• STATED TASK
Quote the records that follow in full, leaving the pictures out.
┌─ DATA LISTING
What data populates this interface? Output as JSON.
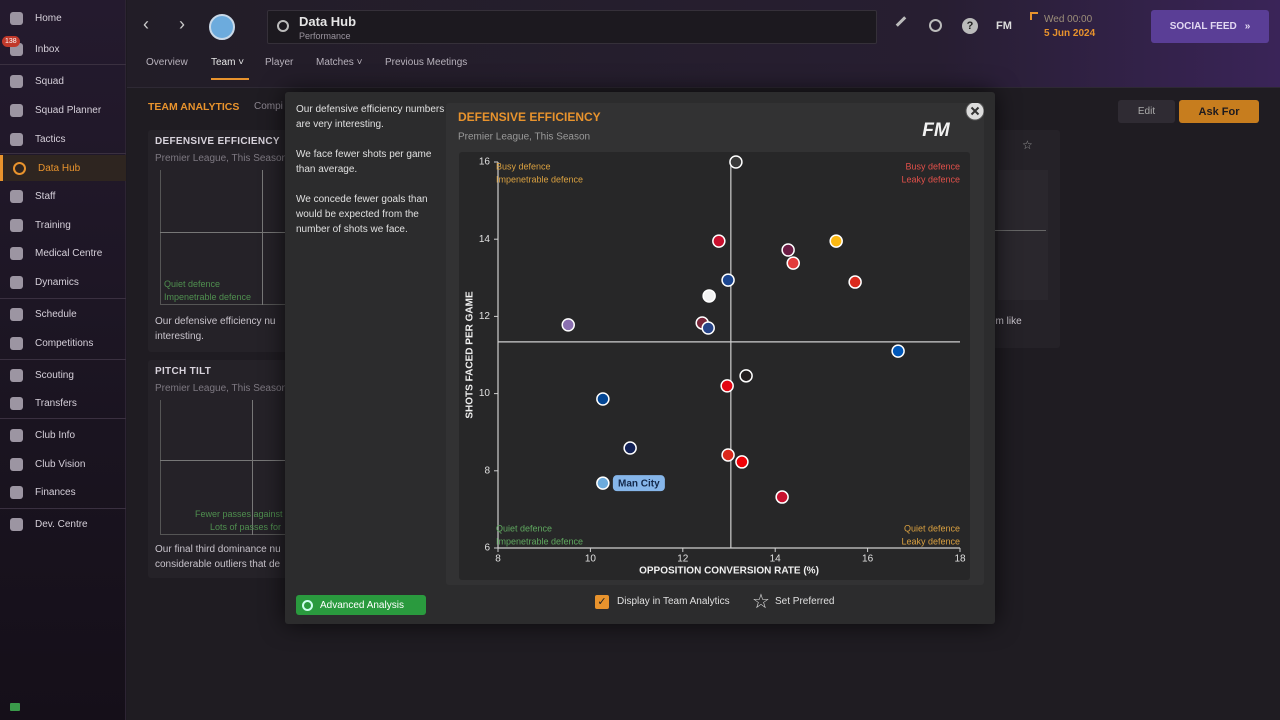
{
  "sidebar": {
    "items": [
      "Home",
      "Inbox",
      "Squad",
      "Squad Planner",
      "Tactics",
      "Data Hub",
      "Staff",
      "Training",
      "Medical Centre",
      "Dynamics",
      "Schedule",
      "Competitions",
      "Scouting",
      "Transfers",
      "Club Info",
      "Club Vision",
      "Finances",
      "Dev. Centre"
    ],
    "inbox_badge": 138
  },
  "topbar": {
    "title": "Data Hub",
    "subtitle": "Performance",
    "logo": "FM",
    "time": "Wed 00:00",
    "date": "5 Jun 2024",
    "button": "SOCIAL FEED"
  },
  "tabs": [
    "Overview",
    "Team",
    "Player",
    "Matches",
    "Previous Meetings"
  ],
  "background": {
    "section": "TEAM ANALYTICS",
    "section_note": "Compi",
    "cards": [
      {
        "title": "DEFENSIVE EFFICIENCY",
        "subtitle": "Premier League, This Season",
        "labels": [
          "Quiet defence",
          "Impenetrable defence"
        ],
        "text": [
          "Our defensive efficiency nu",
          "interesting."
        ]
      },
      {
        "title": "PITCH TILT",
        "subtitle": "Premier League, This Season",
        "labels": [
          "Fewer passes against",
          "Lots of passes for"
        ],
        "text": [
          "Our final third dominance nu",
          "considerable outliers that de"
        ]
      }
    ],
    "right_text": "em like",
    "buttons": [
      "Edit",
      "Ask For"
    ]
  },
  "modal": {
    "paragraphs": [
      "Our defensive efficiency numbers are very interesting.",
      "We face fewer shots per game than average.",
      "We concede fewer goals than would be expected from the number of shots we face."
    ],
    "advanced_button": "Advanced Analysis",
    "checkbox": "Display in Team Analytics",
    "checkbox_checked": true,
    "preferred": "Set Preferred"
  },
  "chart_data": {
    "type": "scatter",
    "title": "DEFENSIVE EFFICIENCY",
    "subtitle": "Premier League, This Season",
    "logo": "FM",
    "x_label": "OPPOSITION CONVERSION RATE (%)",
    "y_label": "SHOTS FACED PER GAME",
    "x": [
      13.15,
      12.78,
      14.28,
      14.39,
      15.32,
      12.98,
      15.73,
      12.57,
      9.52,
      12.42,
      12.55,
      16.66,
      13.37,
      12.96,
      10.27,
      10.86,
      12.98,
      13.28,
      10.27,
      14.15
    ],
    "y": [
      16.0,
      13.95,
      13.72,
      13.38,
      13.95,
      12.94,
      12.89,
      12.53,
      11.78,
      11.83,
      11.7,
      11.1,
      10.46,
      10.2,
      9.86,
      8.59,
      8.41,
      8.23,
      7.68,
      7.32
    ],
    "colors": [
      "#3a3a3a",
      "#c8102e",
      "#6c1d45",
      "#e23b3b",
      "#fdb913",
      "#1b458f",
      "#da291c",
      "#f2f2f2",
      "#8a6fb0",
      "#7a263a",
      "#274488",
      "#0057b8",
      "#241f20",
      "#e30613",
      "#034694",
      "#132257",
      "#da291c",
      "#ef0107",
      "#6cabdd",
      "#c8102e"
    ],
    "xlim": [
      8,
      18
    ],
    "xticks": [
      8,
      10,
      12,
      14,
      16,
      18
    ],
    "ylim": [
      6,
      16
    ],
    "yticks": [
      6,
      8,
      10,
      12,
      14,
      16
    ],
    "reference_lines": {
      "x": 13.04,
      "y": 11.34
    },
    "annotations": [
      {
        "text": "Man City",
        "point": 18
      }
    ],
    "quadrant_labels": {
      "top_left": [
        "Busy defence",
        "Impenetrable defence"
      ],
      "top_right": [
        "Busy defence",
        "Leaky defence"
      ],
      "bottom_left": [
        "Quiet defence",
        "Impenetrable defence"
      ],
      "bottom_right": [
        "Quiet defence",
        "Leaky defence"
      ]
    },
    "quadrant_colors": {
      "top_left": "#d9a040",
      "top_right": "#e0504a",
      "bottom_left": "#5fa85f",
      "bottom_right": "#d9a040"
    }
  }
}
└─
• PROBLEM SOLUTION
What data populates this interface? Output as JSON.
{
  "sidebar": {
    "items": [
      "Home",
      "Inbox",
      "Squad",
      "Squad Planner",
      "Tactics",
      "Data Hub",
      "Staff",
      "Training",
      "Medical Centre",
      "Dynamics",
      "Schedule",
      "Competitions",
      "Scouting",
      "Transfers",
      "Club Info",
      "Club Vision",
      "Finances",
      "Dev. Centre"
    ],
    "inbox_badge": 138
  },
  "topbar": {
    "title": "Data Hub",
    "subtitle": "Performance",
    "logo": "FM",
    "time": "Wed 00:00",
    "date": "5 Jun 2024",
    "button": "SOCIAL FEED"
  },
  "tabs": [
    "Overview",
    "Team",
    "Player",
    "Matches",
    "Previous Meetings"
  ],
  "background": {
    "section": "TEAM ANALYTICS",
    "section_note": "Compi",
    "cards": [
      {
        "title": "DEFENSIVE EFFICIENCY",
        "subtitle": "Premier League, This Season",
        "labels": [
          "Quiet defence",
          "Impenetrable defence"
        ],
        "text": [
          "Our defensive efficiency nu",
          "interesting."
        ]
      },
      {
        "title": "PITCH TILT",
        "subtitle": "Premier League, This Season",
        "labels": [
          "Fewer passes against",
          "Lots of passes for"
        ],
        "text": [
          "Our final third dominance nu",
          "considerable outliers that de"
        ]
      }
    ],
    "right_text": "em like",
    "buttons": [
      "Edit",
      "Ask For"
    ]
  },
  "modal": {
    "paragraphs": [
      "Our defensive efficiency numbers are very interesting.",
      "We face fewer shots per game than average.",
      "We concede fewer goals than would be expected from the number of shots we face."
    ],
    "advanced_button": "Advanced Analysis",
    "checkbox": "Display in Team Analytics",
    "checkbox_checked": true,
    "preferred": "Set Preferred"
  },
  "chart_data": {
    "type": "scatter",
    "title": "DEFENSIVE EFFICIENCY",
    "subtitle": "Premier League, This Season",
    "logo": "FM",
    "x_label": "OPPOSITION CONVERSION RATE (%)",
    "y_label": "SHOTS FACED PER GAME",
    "x": [
      13.15,
      12.78,
      14.28,
      14.39,
      15.32,
      12.98,
      15.73,
      12.57,
      9.52,
      12.42,
      12.55,
      16.66,
      13.37,
      12.96,
      10.27,
      10.86,
      12.98,
      13.28,
      10.27,
      14.15
    ],
    "y": [
      16.0,
      13.95,
      13.72,
      13.38,
      13.95,
      12.94,
      12.89,
      12.53,
      11.78,
      11.83,
      11.7,
      11.1,
      10.46,
      10.2,
      9.86,
      8.59,
      8.41,
      8.23,
      7.68,
      7.32
    ],
    "colors": [
      "#3a3a3a",
      "#c8102e",
      "#6c1d45",
      "#e23b3b",
      "#fdb913",
      "#1b458f",
      "#da291c",
      "#f2f2f2",
      "#8a6fb0",
      "#7a263a",
      "#274488",
      "#0057b8",
      "#241f20",
      "#e30613",
      "#034694",
      "#132257",
      "#da291c",
      "#ef0107",
      "#6cabdd",
      "#c8102e"
    ],
    "xlim": [
      8,
      18
    ],
    "xticks": [
      8,
      10,
      12,
      14,
      16,
      18
    ],
    "ylim": [
      6,
      16
    ],
    "yticks": [
      6,
      8,
      10,
      12,
      14,
      16
    ],
    "reference_lines": {
      "x": 13.04,
      "y": 11.34
    },
    "annotations": [
      {
        "text": "Man City",
        "point": 18
      }
    ],
    "quadrant_labels": {
      "top_left": [
        "Busy defence",
        "Impenetrable defence"
      ],
      "top_right": [
        "Busy defence",
        "Leaky defence"
      ],
      "bottom_left": [
        "Quiet defence",
        "Impenetrable defence"
      ],
      "bottom_right": [
        "Quiet defence",
        "Leaky defence"
      ]
    },
    "quadrant_colors": {
      "top_left": "#d9a040",
      "top_right": "#e0504a",
      "bottom_left": "#5fa85f",
      "bottom_right": "#d9a040"
    }
  }
}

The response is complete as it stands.